### Given problem
Extract each line where the string "Google" shows up.

== Records supplied

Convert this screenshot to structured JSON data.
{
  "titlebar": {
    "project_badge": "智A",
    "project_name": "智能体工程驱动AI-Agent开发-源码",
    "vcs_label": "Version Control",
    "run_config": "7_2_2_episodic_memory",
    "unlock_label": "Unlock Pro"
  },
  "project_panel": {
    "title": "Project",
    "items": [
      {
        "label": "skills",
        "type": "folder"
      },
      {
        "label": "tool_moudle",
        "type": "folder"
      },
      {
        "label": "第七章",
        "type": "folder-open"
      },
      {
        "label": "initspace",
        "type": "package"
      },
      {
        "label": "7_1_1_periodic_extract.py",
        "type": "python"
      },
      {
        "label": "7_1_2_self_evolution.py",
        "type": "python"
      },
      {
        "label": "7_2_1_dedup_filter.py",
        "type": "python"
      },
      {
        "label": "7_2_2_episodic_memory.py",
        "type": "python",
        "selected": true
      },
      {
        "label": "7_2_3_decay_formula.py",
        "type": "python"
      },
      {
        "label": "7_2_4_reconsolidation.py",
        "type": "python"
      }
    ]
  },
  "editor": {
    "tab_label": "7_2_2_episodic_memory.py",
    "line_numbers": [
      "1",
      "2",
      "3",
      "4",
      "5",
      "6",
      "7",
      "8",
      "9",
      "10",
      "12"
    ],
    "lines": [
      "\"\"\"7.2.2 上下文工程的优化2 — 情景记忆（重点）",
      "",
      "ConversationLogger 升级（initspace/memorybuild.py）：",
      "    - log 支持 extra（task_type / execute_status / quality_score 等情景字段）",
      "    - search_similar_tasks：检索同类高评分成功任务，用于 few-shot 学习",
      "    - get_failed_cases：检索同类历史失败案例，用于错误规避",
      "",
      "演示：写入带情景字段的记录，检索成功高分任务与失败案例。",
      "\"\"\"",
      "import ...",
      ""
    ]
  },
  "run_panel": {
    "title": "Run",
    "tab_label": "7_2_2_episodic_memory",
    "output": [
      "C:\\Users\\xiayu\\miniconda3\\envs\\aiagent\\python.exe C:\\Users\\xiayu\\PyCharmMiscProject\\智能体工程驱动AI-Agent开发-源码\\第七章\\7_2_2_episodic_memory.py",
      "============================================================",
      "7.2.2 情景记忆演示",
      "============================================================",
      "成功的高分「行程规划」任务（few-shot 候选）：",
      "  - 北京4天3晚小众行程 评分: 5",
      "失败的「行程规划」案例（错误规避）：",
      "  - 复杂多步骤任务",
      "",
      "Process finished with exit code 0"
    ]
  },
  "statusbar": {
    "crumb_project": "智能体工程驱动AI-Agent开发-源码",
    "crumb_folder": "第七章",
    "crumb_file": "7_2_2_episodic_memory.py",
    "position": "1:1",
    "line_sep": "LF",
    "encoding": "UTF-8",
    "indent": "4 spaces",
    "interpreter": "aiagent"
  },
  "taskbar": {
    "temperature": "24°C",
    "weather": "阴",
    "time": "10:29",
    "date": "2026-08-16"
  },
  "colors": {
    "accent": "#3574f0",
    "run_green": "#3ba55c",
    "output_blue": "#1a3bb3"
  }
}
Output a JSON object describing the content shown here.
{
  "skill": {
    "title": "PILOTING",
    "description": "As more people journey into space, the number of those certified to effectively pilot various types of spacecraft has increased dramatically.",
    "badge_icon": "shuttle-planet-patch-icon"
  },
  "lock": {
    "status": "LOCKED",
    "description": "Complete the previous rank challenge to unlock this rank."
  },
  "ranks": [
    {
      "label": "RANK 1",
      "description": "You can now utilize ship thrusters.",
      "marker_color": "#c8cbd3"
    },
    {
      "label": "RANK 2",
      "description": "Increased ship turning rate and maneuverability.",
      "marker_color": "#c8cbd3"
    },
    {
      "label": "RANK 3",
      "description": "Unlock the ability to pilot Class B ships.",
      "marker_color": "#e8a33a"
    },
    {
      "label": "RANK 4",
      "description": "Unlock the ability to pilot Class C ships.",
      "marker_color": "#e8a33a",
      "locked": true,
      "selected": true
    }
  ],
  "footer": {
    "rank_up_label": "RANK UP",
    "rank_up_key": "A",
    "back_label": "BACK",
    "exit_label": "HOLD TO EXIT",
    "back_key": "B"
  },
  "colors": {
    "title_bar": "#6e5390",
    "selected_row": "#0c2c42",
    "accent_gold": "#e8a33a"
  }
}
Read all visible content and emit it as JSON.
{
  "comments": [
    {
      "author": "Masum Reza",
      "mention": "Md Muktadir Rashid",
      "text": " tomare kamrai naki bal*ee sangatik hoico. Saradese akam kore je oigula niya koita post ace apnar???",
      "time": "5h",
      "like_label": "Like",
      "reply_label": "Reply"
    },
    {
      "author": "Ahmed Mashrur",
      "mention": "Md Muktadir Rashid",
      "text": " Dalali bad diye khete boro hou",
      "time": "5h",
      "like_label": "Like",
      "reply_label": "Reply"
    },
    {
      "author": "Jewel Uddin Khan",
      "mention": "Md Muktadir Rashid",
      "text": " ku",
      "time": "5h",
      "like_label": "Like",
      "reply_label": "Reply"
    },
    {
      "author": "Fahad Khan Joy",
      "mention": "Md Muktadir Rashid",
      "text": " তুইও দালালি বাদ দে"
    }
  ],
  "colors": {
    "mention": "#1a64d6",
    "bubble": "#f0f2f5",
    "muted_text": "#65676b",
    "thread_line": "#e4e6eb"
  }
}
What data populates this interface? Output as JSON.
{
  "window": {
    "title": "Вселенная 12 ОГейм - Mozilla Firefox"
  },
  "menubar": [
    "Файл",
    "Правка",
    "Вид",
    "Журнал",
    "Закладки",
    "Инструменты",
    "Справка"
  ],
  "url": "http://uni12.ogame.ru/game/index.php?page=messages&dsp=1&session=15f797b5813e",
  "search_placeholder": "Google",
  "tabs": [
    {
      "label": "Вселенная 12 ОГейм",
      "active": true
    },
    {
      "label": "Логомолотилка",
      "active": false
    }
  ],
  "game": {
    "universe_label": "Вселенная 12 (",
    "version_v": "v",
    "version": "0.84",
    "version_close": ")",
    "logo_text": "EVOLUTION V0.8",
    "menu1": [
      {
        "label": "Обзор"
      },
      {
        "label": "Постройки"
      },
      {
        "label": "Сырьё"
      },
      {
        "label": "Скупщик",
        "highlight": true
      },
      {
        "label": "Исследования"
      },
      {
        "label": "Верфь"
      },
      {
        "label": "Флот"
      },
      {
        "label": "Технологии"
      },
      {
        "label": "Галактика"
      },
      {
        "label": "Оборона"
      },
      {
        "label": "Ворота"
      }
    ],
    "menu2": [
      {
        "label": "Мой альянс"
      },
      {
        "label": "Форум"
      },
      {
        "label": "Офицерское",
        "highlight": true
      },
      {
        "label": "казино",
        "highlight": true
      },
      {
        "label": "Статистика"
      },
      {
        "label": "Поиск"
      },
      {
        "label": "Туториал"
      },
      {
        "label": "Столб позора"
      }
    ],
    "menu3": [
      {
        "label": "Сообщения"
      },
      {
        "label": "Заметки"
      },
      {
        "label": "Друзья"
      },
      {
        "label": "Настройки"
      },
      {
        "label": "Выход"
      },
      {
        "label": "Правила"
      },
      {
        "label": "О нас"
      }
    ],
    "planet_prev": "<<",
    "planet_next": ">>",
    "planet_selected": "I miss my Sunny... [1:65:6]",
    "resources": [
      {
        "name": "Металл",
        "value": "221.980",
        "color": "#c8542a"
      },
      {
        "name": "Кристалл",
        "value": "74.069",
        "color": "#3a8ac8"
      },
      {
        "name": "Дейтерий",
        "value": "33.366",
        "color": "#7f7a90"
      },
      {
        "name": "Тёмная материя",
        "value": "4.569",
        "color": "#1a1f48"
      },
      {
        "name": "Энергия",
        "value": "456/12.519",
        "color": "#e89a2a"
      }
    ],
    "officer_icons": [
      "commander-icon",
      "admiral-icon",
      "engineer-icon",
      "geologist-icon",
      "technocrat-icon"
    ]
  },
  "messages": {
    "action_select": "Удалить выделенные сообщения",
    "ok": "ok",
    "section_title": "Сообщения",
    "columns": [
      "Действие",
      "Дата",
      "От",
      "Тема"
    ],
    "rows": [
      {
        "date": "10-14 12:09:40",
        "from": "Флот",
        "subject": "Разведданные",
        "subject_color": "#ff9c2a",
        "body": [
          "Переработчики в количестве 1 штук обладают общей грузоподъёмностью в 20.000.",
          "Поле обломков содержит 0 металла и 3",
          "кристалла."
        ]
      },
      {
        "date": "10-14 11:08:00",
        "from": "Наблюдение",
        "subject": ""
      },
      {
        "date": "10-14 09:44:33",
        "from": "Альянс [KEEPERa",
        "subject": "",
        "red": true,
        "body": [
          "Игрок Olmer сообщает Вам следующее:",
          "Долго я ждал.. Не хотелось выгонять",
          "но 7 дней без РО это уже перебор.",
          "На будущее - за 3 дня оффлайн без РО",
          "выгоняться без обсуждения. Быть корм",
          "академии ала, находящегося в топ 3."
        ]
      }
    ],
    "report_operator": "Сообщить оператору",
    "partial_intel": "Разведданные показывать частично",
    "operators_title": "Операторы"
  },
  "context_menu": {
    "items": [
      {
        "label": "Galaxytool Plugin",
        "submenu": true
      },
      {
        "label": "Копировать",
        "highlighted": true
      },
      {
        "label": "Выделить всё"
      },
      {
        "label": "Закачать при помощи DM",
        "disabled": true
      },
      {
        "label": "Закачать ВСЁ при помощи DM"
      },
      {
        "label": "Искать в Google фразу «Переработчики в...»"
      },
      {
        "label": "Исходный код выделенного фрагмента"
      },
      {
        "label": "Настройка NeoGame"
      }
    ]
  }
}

====

### Solution
  "search_placeholder": "Google",
        "label": "Искать в Google фразу «Переработчики в...»"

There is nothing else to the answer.